Short problem:
Locate each line with the string "nManagement" in the listing below and copy it.

Collected data entries
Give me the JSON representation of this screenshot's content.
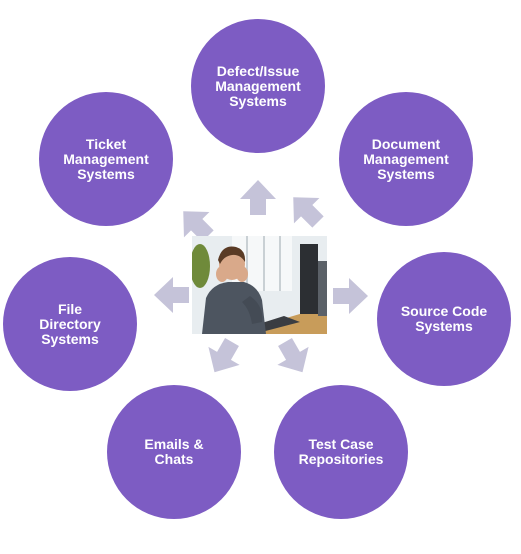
{
  "diagram": {
    "nodes": [
      {
        "id": "defect",
        "label": "Defect/Issue\nManagement\nSystems"
      },
      {
        "id": "document",
        "label": "Document\nManagement\nSystems"
      },
      {
        "id": "source",
        "label": "Source Code\nSystems"
      },
      {
        "id": "test",
        "label": "Test Case\nRepositories"
      },
      {
        "id": "email",
        "label": "Emails &\nChats"
      },
      {
        "id": "file",
        "label": "File\nDirectory\nSystems"
      },
      {
        "id": "ticket",
        "label": "Ticket\nManagement\nSystems"
      }
    ],
    "center_image": "frustrated-person-at-computer",
    "colors": {
      "node_fill": "#7d5cc3",
      "node_text": "#ffffff",
      "arrow_fill": "#c5c3d9"
    }
  }
}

Written reply:
        "label": "Defect/Issue\nManagement\nSystems"
        "label": "Document\nManagement\nSystems"
        "label": "Ticket\nManagement\nSystems"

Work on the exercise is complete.